Problem statement:
Look through the material below. Copy every line with the string "ffffff" in it.

Data rows:
* * * * * * * * *
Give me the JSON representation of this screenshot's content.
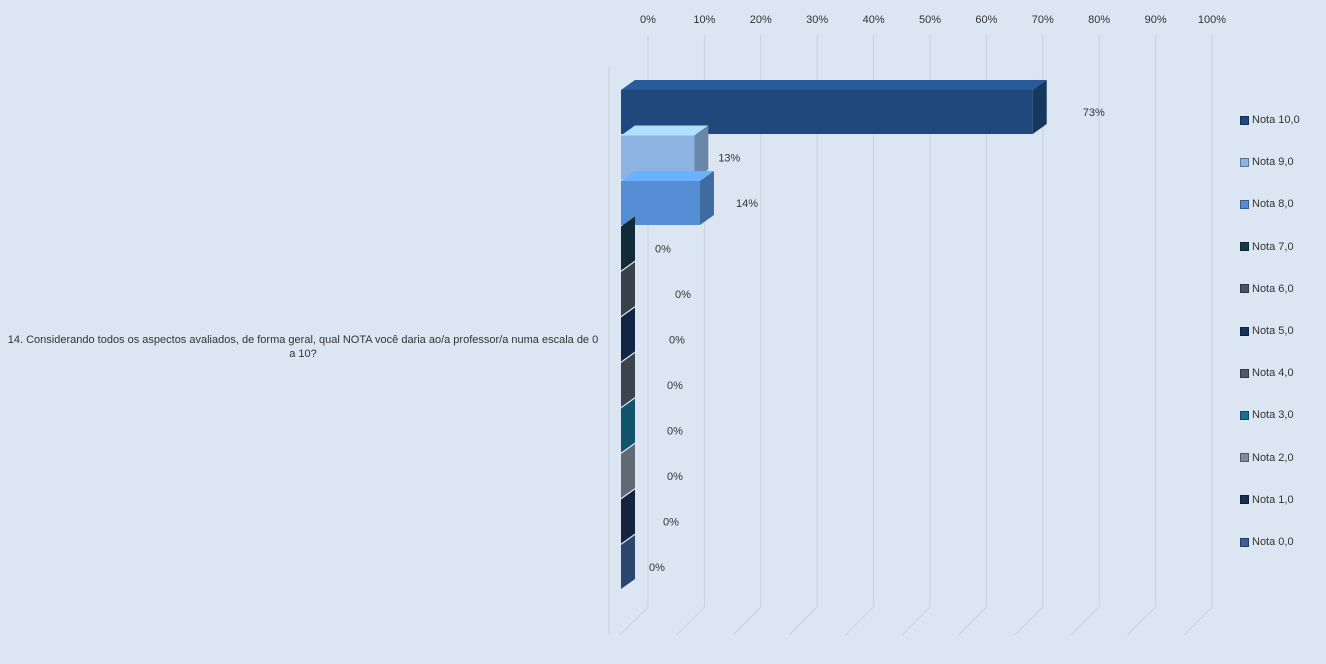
{
  "chart_data": {
    "type": "bar",
    "orientation": "horizontal",
    "category": "14. Considerando todos os aspectos avaliados, de forma geral, qual NOTA você daria ao/a professor/a numa escala de 0 a 10?",
    "x_ticks": [
      "0%",
      "10%",
      "20%",
      "30%",
      "40%",
      "50%",
      "60%",
      "70%",
      "80%",
      "90%",
      "100%"
    ],
    "xlim": [
      0,
      100
    ],
    "grid": true,
    "legend_position": "right",
    "series": [
      {
        "name": "Nota 10,0",
        "value": 73,
        "label": "73%",
        "color": "#1f497d"
      },
      {
        "name": "Nota 9,0",
        "value": 13,
        "label": "13%",
        "color": "#8db3e2"
      },
      {
        "name": "Nota 8,0",
        "value": 14,
        "label": "14%",
        "color": "#558ed5"
      },
      {
        "name": "Nota 7,0",
        "value": 0,
        "label": "0%",
        "color": "#17394a"
      },
      {
        "name": "Nota 6,0",
        "value": 0,
        "label": "0%",
        "color": "#4a5561"
      },
      {
        "name": "Nota 5,0",
        "value": 0,
        "label": "0%",
        "color": "#17325a"
      },
      {
        "name": "Nota 4,0",
        "value": 0,
        "label": "0%",
        "color": "#4f5966"
      },
      {
        "name": "Nota 3,0",
        "value": 0,
        "label": "0%",
        "color": "#16708f"
      },
      {
        "name": "Nota 2,0",
        "value": 0,
        "label": "0%",
        "color": "#7e8d9c"
      },
      {
        "name": "Nota 1,0",
        "value": 0,
        "label": "0%",
        "color": "#1a2e52"
      },
      {
        "name": "Nota 0,0",
        "value": 0,
        "label": "0%",
        "color": "#3a5f94"
      }
    ]
  }
}
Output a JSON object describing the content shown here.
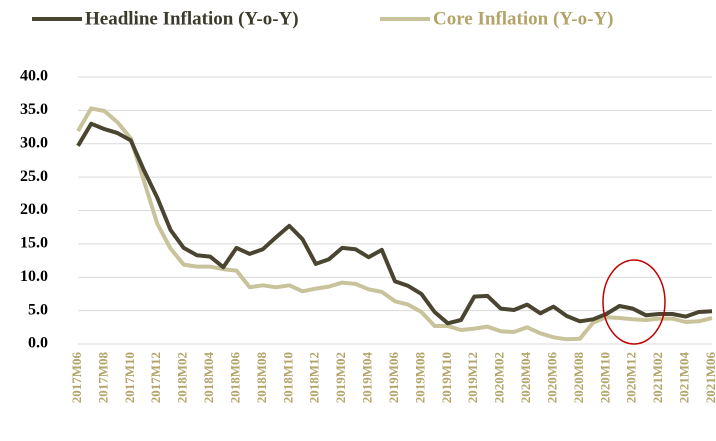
{
  "chart_data": {
    "type": "line",
    "categories": [
      "2017M06",
      null,
      "2017M08",
      null,
      "2017M10",
      null,
      "2017M12",
      null,
      "2018M02",
      null,
      "2018M04",
      null,
      "2018M06",
      null,
      "2018M08",
      null,
      "2018M10",
      null,
      "2018M12",
      null,
      "2019M02",
      null,
      "2019M04",
      null,
      "2019M06",
      null,
      "2019M08",
      null,
      "2019M10",
      null,
      "2019M12",
      null,
      "2020M02",
      null,
      "2020M04",
      null,
      "2020M06",
      null,
      "2020M08",
      null,
      "2020M10",
      null,
      "2020M12",
      null,
      "2021M02",
      null,
      "2021M04",
      null,
      "2021M06"
    ],
    "series": [
      {
        "name": "Headline Inflation (Y-o-Y)",
        "color": "#4a4530",
        "values": [
          29.7,
          33.0,
          32.2,
          31.6,
          30.5,
          26.0,
          21.9,
          17.1,
          14.4,
          13.3,
          13.1,
          11.5,
          14.4,
          13.5,
          14.2,
          16.0,
          17.7,
          15.7,
          12.0,
          12.7,
          14.4,
          14.2,
          13.0,
          14.1,
          9.4,
          8.7,
          7.5,
          4.8,
          3.1,
          3.6,
          7.1,
          7.2,
          5.3,
          5.1,
          5.9,
          4.6,
          5.6,
          4.2,
          3.4,
          3.7,
          4.5,
          5.7,
          5.3,
          4.3,
          4.5,
          4.5,
          4.1,
          4.8,
          4.9
        ]
      },
      {
        "name": "Core Inflation (Y-o-Y)",
        "color": "#c8c39a",
        "values": [
          31.9,
          35.3,
          34.9,
          33.2,
          30.8,
          24.4,
          18.0,
          14.3,
          11.9,
          11.6,
          11.6,
          11.2,
          11.0,
          8.5,
          8.8,
          8.5,
          8.8,
          7.9,
          8.3,
          8.6,
          9.2,
          9.0,
          8.2,
          7.8,
          6.4,
          5.9,
          4.8,
          2.7,
          2.7,
          2.1,
          2.3,
          2.6,
          1.9,
          1.8,
          2.5,
          1.6,
          1.0,
          0.7,
          0.8,
          3.2,
          4.0,
          3.9,
          3.7,
          3.6,
          3.8,
          3.8,
          3.3,
          3.4,
          3.9
        ]
      }
    ],
    "ylim": [
      0,
      40
    ],
    "yticks": [
      {
        "value": 0,
        "label": "0.0"
      },
      {
        "value": 5,
        "label": "5.0"
      },
      {
        "value": 10,
        "label": "10.0"
      },
      {
        "value": 15,
        "label": "15.0"
      },
      {
        "value": 20,
        "label": "20.0"
      },
      {
        "value": 25,
        "label": "25.0"
      },
      {
        "value": 30,
        "label": "30.0"
      },
      {
        "value": 35,
        "label": "35.0"
      },
      {
        "value": 40,
        "label": "40.0"
      }
    ],
    "grid": true
  }
}
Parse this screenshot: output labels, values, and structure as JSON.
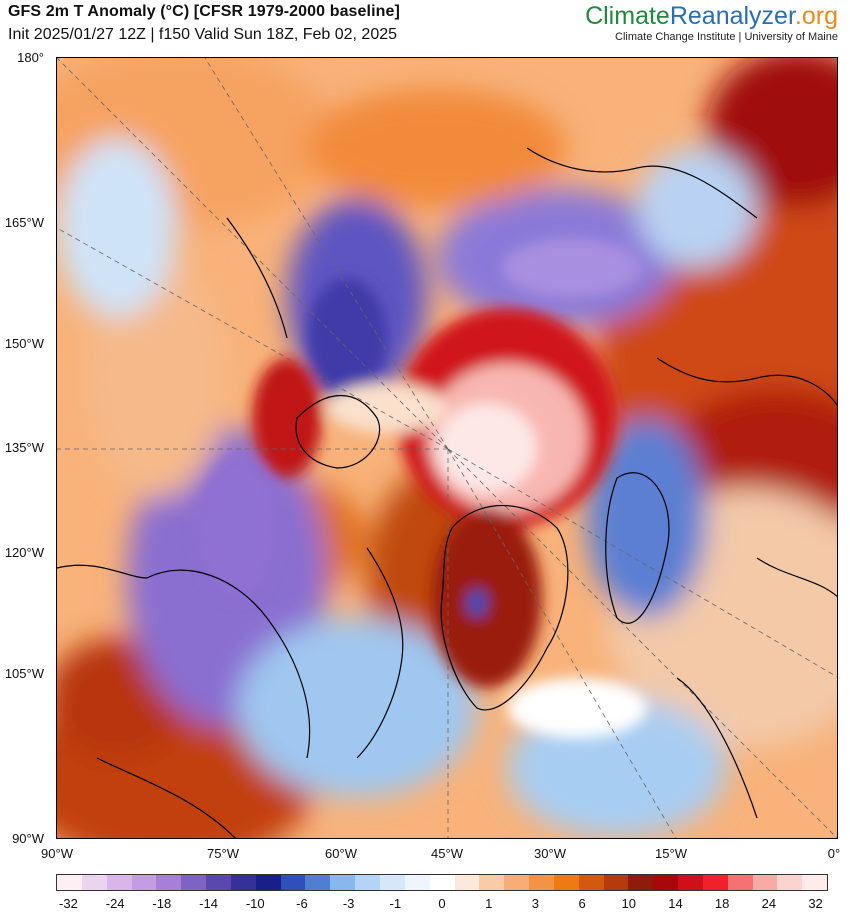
{
  "header": {
    "title": "GFS 2m T Anomaly (°C) [CFSR 1979-2000 baseline]",
    "subtitle": "Init 2025/01/27 12Z | f150 Valid Sun 18Z, Feb 02, 2025"
  },
  "brand": {
    "climate": "Climate",
    "reanalyzer": "Reanalyzer",
    "org": ".org",
    "affiliation": "Climate Change Institute | University of Maine"
  },
  "axes": {
    "left_labels": [
      "180°",
      "165°W",
      "150°W",
      "135°W",
      "120°W",
      "105°W",
      "90°W"
    ],
    "bottom_labels": [
      "90°W",
      "75°W",
      "60°W",
      "45°W",
      "30°W",
      "15°W",
      "0°"
    ]
  },
  "colorbar": {
    "colors": [
      "#fdeff3",
      "#ead4ee",
      "#d8b6e9",
      "#c29ce4",
      "#a57fd8",
      "#7e62c4",
      "#5a47b0",
      "#36309b",
      "#1a1e8a",
      "#2f4fbb",
      "#4f7fd3",
      "#86b7ee",
      "#b3d4f5",
      "#d5e7f9",
      "#eef5fd",
      "#ffffff",
      "#fde9dc",
      "#fbcaa6",
      "#f8ad76",
      "#f39444",
      "#ee7a16",
      "#d45910",
      "#b33b0c",
      "#8f1c08",
      "#a8080a",
      "#cf1016",
      "#ee2228",
      "#f57172",
      "#f8aaa6",
      "#fbd4cf",
      "#fdeceb"
    ],
    "tick_labels": [
      "-32",
      "-24",
      "-18",
      "-14",
      "-10",
      "-6",
      "-3",
      "-1",
      "0",
      "1",
      "3",
      "6",
      "10",
      "14",
      "18",
      "24",
      "32"
    ]
  }
}
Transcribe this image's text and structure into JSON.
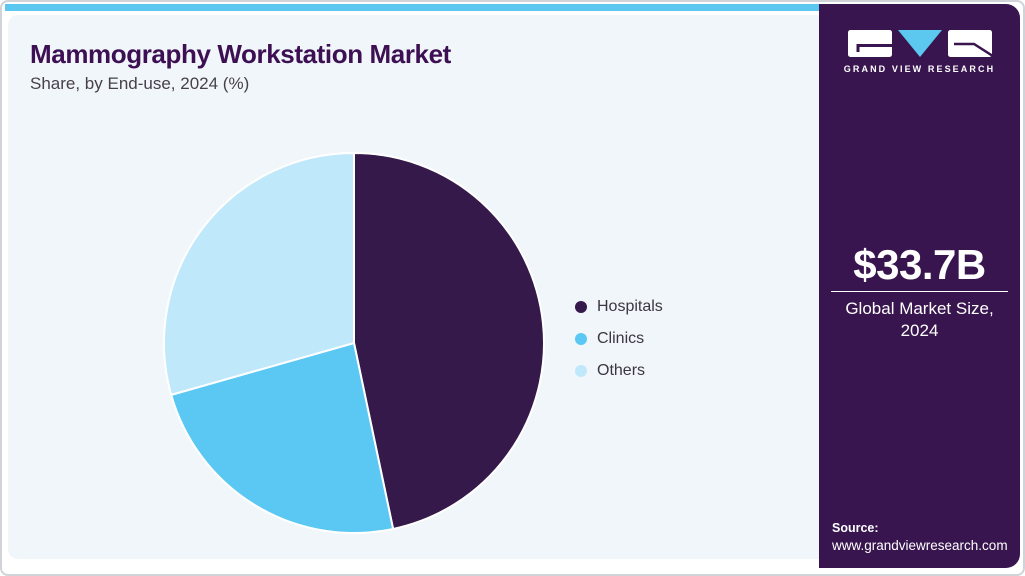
{
  "header": {
    "title": "Mammography Workstation Market",
    "subtitle": "Share, by End-use, 2024 (%)"
  },
  "chart_data": {
    "type": "pie",
    "title": "Mammography Workstation Market Share, by End-use, 2024 (%)",
    "categories": [
      "Hospitals",
      "Clinics",
      "Others"
    ],
    "values": [
      46.7,
      23.9,
      29.4
    ],
    "unit": "%",
    "colors": [
      "#34194a",
      "#5bc8f4",
      "#bfe8fa"
    ],
    "start_angle_deg": 0,
    "direction": "clockwise",
    "legend_position": "right",
    "slice_separator_color": "#ffffff",
    "data_labels": false
  },
  "legend": {
    "items": [
      {
        "label": "Hospitals",
        "color": "#34194a"
      },
      {
        "label": "Clinics",
        "color": "#5bc8f4"
      },
      {
        "label": "Others",
        "color": "#bfe8fa"
      }
    ]
  },
  "sidebar": {
    "logo": {
      "brand": "GRAND VIEW RESEARCH",
      "icon": "gvr-logo-icon",
      "triangle_color": "#5cc8f0"
    },
    "market_size": {
      "value": "$33.7B",
      "caption_line1": "Global Market Size,",
      "caption_line2": "2024"
    },
    "source": {
      "label": "Source:",
      "url": "www.grandviewresearch.com"
    }
  },
  "colors": {
    "accent_bar": "#5cc8f0",
    "panel_bg": "#f1f6fa",
    "sidebar_bg": "#38154e",
    "title_text": "#3d1053",
    "subtitle_text": "#46414b",
    "legend_text": "#3b3642"
  }
}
* * * * * * * * *
Response to the exercise:
      "#ffffff",
    "slice_separator_color": "#ffffff",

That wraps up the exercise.